■ Task to carry out
Search the data for the word "которую" and copy every line that contains it.
━━━ Data provided ━━━
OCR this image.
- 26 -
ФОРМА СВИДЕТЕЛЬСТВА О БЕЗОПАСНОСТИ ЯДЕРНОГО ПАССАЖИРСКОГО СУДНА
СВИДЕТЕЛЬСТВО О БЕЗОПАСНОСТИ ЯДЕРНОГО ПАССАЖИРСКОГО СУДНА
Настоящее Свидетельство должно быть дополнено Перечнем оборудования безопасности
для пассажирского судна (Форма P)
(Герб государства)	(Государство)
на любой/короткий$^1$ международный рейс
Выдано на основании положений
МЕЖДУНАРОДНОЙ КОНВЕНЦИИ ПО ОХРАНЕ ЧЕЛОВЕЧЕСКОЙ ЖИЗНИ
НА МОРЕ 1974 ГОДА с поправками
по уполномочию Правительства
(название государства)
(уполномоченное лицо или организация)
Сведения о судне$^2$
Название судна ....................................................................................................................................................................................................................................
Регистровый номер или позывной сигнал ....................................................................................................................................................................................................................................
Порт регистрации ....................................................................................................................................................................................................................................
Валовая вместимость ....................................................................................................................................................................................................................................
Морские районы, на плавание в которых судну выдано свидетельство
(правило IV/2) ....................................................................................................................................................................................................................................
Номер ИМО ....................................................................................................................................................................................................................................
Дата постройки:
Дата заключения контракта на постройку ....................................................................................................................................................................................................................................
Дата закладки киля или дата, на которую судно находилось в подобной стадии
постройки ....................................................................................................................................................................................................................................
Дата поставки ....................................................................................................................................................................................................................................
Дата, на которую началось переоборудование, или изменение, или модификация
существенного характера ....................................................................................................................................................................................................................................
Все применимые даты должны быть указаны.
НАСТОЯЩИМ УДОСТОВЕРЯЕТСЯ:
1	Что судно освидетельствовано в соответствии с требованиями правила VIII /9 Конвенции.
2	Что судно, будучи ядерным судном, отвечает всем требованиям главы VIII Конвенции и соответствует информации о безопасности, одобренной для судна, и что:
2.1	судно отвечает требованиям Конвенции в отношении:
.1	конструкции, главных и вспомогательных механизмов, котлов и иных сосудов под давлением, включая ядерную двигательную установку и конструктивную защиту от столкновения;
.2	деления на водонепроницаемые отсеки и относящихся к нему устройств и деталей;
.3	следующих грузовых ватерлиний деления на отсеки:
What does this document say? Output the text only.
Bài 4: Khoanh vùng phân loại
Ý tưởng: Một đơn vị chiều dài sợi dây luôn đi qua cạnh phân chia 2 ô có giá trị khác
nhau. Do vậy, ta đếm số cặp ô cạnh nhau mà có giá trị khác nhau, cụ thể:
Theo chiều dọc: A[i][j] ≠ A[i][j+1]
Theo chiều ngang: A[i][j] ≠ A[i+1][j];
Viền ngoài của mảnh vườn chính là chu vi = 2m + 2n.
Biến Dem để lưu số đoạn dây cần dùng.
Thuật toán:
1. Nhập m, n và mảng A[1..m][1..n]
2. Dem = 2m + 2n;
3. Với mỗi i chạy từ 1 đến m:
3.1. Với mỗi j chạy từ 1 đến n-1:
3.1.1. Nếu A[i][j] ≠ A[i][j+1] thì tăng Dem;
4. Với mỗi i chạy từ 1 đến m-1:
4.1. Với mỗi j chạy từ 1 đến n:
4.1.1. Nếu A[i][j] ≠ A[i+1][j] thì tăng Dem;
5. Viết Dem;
━━━
■ Solution for this exercise
Дата закладки киля или дата, на которую судно находилось в подобной стадии
Дата, на которую началось переоборудование, или изменение, или модификация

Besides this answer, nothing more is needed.